◆ Records for processing:

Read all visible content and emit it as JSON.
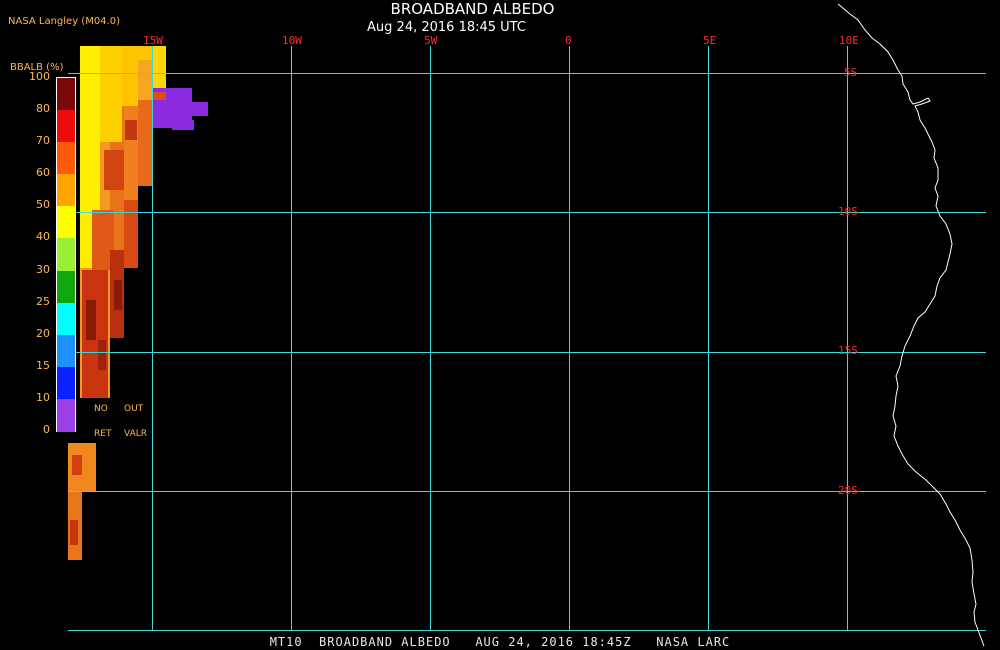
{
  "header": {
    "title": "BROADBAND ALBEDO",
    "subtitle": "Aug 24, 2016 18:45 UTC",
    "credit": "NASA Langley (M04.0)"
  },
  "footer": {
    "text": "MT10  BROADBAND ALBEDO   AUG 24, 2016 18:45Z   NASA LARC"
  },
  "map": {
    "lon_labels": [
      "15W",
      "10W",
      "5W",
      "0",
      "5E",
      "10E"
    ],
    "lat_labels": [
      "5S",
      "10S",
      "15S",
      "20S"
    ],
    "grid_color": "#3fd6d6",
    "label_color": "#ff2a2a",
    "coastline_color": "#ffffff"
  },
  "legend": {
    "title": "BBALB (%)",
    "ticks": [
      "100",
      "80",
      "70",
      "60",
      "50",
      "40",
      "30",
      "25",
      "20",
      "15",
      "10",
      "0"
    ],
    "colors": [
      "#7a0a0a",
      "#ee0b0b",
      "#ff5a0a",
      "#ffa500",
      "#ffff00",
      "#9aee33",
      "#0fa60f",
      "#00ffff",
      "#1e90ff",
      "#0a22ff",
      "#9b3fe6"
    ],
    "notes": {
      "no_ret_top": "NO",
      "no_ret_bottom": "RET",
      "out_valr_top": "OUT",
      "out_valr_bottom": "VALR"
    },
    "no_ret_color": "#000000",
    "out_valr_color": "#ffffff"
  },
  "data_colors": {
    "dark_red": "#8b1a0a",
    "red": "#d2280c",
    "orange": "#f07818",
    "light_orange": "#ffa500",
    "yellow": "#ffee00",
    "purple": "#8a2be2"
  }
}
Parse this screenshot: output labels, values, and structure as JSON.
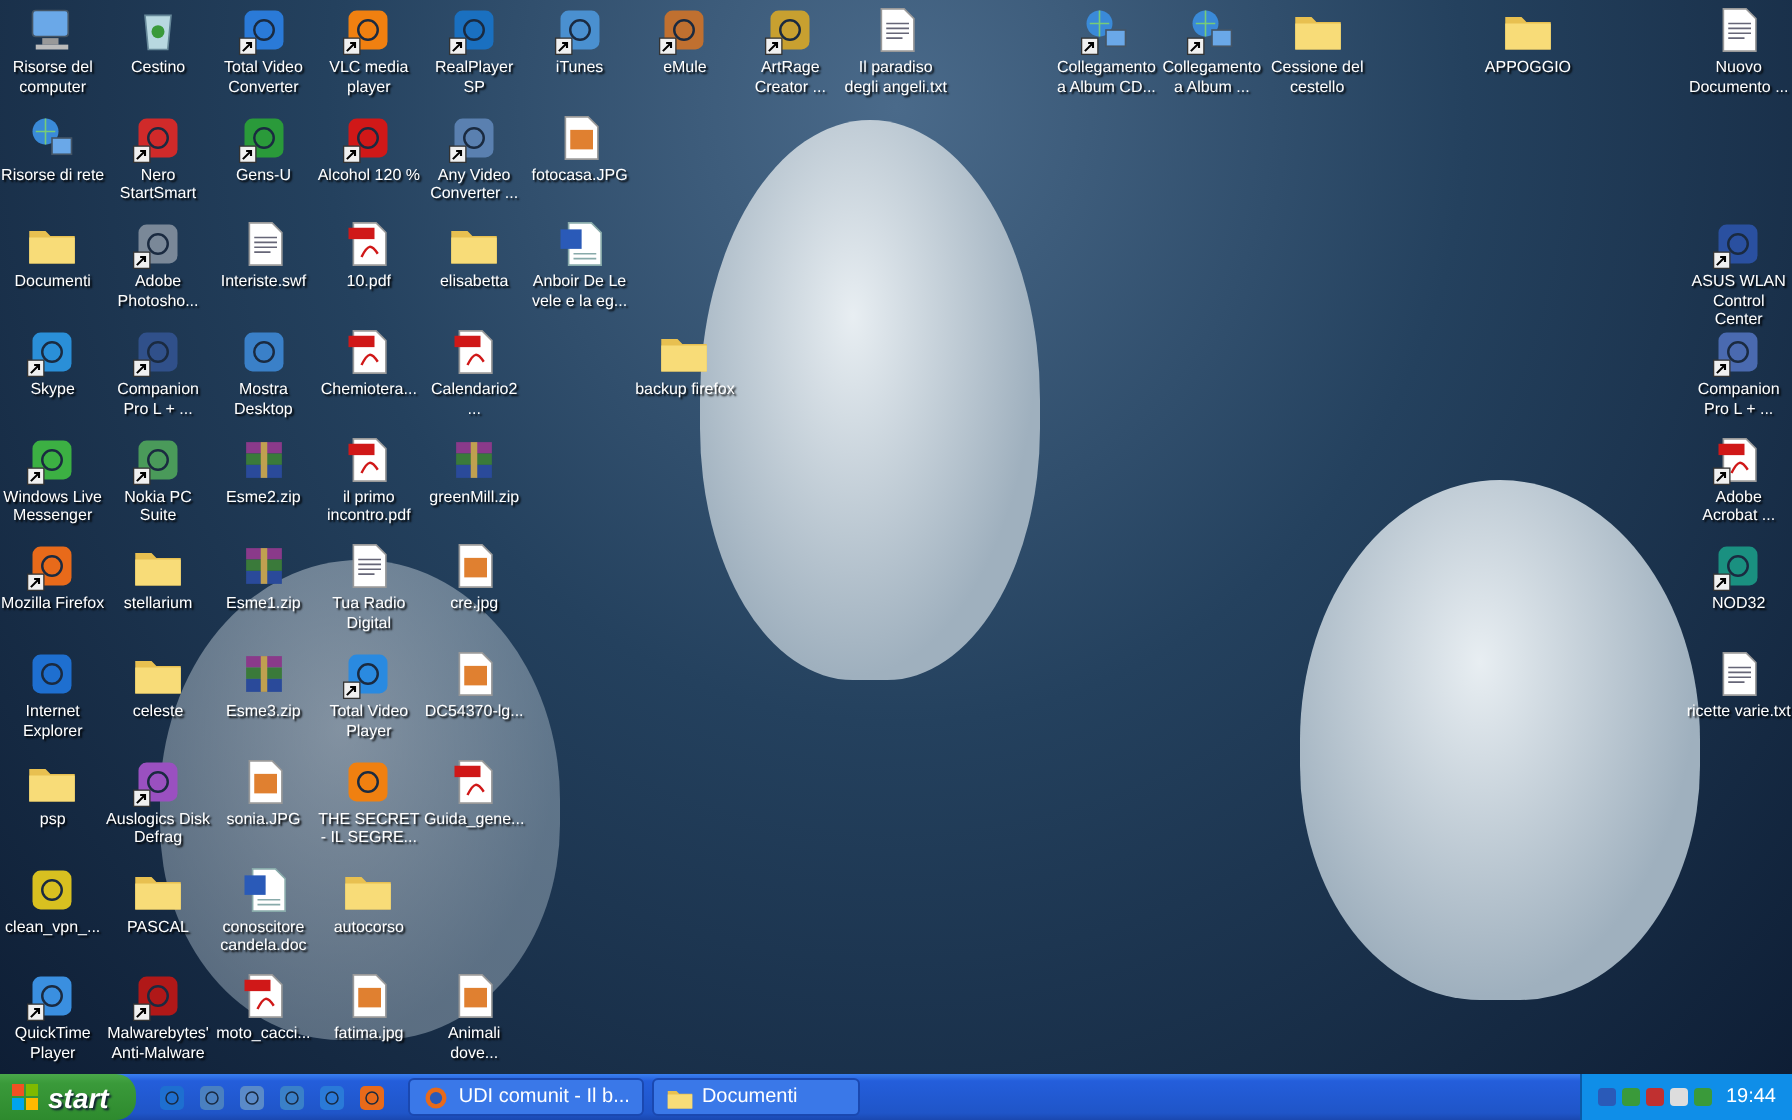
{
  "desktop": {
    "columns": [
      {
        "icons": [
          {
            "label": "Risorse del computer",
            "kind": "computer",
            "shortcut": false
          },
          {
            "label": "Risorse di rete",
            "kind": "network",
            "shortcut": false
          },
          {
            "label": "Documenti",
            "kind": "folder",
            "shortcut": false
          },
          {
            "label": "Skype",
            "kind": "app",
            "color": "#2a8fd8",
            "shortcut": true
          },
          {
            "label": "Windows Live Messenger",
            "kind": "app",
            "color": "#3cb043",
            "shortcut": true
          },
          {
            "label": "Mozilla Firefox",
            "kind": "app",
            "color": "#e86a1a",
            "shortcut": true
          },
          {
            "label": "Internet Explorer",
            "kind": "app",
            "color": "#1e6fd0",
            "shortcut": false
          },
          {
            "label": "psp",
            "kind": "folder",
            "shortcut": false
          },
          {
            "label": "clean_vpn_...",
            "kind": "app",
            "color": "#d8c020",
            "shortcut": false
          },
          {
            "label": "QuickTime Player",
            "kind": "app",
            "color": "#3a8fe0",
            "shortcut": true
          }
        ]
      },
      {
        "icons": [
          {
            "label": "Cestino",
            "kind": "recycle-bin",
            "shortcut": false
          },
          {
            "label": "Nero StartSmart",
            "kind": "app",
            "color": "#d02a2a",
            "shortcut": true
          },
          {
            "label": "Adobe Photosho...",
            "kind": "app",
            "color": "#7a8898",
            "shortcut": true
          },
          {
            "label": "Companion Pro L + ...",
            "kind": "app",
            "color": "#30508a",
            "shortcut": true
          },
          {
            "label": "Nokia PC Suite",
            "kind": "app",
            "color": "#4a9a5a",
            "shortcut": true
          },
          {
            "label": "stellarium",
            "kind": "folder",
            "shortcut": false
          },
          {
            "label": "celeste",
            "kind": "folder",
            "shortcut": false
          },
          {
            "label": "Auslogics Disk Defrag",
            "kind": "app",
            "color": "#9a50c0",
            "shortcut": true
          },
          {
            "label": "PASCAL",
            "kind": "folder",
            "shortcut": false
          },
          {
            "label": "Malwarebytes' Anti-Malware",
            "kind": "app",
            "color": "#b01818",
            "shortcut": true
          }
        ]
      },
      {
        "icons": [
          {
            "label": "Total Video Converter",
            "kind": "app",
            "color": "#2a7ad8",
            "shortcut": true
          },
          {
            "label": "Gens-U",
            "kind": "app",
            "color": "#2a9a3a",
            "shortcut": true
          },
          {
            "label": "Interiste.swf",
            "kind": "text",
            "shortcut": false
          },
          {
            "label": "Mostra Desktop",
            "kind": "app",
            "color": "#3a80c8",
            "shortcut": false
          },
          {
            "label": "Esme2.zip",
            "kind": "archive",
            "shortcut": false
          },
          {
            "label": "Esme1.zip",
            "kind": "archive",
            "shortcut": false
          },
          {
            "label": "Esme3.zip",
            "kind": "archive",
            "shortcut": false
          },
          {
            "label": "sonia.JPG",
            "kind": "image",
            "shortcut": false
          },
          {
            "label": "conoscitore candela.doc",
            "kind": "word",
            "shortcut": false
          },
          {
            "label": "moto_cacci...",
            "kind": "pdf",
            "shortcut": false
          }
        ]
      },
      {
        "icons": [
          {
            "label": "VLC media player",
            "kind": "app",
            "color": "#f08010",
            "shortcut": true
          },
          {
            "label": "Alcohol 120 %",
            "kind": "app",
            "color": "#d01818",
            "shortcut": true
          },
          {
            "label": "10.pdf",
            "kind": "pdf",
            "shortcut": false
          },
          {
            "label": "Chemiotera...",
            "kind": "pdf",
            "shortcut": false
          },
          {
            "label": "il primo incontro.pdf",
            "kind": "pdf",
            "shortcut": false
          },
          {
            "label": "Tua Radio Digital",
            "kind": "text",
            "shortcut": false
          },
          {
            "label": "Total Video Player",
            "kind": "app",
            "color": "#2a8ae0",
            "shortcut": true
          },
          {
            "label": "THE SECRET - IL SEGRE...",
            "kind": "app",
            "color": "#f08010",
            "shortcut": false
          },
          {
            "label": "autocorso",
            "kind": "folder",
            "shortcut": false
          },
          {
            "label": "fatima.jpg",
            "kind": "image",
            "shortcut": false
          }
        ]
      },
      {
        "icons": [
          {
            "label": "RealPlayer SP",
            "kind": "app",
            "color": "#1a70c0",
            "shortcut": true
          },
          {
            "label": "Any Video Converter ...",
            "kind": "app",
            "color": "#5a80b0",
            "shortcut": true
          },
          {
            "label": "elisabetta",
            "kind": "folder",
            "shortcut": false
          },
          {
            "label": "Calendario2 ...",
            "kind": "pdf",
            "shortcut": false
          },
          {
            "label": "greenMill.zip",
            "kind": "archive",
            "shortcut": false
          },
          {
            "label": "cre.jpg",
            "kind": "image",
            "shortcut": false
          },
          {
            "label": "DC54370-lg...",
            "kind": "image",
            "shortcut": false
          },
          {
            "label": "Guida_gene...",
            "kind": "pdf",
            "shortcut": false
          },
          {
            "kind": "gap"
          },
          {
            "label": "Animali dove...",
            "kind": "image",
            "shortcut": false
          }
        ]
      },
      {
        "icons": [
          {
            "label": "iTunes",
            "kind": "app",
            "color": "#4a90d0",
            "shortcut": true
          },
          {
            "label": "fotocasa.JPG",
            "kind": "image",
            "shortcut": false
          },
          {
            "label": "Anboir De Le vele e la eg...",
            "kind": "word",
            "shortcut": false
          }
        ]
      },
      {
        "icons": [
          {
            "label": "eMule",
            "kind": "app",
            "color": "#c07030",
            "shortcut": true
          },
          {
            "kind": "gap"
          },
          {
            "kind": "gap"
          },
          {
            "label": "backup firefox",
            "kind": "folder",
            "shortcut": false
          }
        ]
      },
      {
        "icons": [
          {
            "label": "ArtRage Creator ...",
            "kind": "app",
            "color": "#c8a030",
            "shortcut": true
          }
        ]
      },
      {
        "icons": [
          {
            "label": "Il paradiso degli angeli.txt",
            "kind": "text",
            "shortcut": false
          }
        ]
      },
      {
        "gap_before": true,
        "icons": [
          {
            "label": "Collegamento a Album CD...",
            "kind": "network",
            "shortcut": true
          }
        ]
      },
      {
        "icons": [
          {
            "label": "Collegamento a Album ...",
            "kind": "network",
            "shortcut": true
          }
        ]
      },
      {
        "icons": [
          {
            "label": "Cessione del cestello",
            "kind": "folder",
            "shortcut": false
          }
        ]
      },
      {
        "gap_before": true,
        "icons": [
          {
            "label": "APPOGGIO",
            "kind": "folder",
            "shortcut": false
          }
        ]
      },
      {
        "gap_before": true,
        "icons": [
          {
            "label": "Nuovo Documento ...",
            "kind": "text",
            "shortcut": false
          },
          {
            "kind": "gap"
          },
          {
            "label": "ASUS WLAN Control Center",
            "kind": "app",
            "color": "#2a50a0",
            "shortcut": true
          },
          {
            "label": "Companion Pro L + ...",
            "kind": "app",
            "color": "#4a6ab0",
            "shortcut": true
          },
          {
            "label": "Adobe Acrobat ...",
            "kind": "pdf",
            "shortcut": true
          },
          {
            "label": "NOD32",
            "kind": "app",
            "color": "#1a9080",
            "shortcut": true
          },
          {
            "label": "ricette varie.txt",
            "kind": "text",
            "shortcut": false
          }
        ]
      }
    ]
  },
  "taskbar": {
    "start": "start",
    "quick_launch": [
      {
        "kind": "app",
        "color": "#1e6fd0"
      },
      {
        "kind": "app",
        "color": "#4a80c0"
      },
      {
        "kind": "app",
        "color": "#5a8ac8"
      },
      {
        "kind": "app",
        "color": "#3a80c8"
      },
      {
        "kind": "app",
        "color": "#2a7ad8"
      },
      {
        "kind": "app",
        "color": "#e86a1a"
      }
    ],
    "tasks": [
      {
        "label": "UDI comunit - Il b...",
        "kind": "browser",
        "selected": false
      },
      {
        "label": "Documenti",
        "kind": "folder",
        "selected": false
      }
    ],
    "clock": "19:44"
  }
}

--

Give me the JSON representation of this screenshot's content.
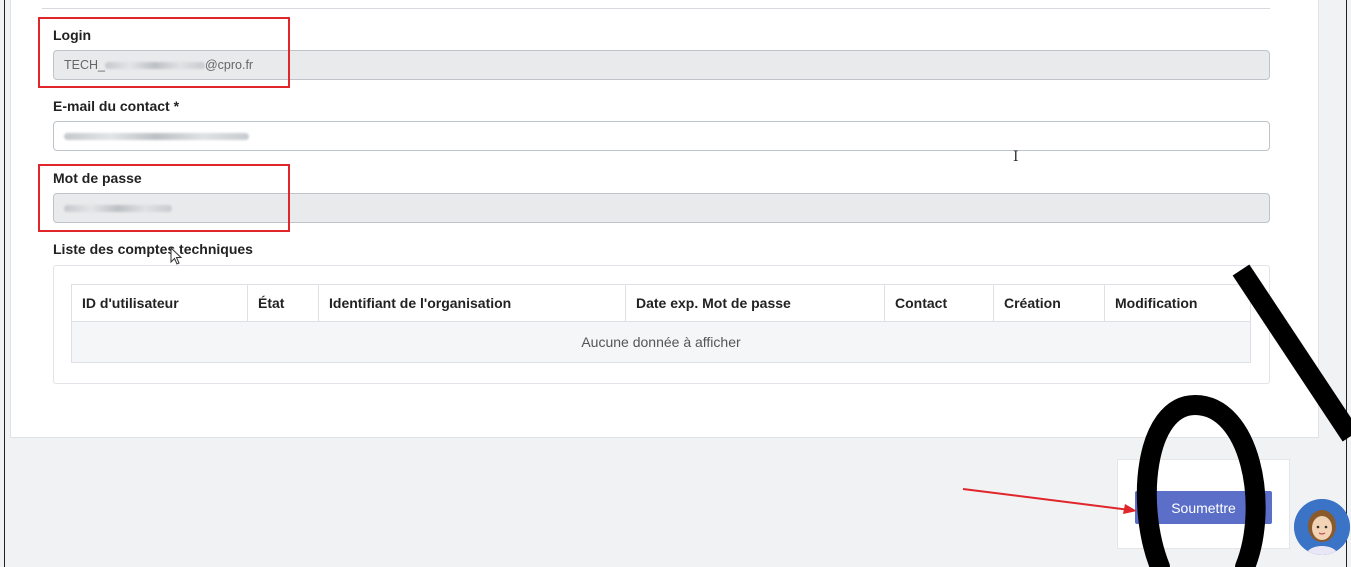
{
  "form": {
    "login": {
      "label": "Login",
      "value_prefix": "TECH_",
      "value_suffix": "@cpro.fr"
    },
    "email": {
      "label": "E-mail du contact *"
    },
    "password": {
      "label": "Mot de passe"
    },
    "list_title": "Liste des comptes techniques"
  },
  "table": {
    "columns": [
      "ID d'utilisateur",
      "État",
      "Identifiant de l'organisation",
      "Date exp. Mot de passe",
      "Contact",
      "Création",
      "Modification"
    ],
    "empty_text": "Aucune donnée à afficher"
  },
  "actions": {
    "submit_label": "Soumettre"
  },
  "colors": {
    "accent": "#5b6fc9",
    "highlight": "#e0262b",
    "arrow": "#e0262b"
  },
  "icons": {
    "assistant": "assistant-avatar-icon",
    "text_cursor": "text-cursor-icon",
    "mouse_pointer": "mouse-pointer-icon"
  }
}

---

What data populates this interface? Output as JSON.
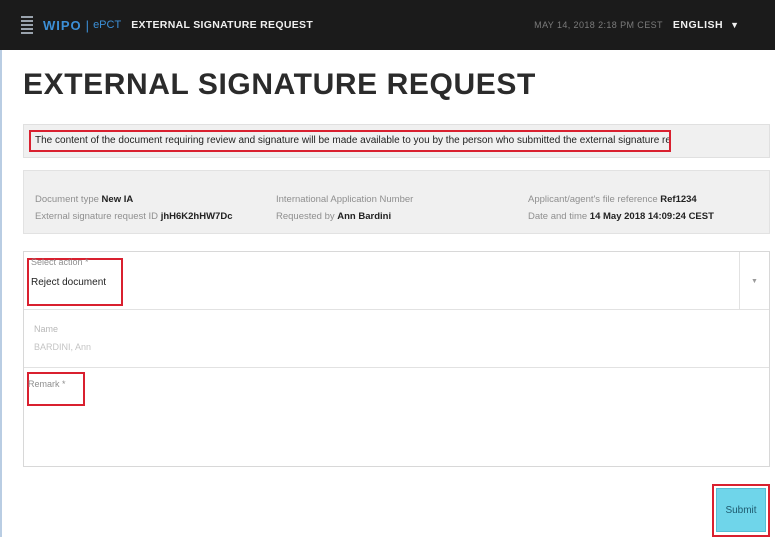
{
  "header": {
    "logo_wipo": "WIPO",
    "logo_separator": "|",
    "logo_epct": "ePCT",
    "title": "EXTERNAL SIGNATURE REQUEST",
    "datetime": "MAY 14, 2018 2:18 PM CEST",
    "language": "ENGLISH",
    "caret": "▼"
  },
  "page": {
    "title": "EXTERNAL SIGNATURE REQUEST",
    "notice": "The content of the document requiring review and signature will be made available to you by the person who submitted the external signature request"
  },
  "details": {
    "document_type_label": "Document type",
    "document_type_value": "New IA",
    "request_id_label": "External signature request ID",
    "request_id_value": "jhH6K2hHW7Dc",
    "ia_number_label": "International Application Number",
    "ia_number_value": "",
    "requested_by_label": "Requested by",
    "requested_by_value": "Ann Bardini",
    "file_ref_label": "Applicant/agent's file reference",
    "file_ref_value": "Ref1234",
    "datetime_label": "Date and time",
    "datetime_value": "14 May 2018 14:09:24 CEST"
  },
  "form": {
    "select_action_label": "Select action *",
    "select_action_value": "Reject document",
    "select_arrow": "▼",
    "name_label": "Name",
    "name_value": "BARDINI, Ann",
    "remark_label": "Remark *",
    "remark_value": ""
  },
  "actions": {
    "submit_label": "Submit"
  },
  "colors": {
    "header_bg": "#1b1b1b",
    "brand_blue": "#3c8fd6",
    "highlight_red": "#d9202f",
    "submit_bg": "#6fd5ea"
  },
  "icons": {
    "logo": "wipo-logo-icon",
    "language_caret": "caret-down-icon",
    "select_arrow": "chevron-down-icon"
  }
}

◆ To do: Identify and copy the lines holding the word "Adobe".

◆ Exercise solution:
            "label": "Adobe Photosho...",
            "label": "Adobe Acrobat ...",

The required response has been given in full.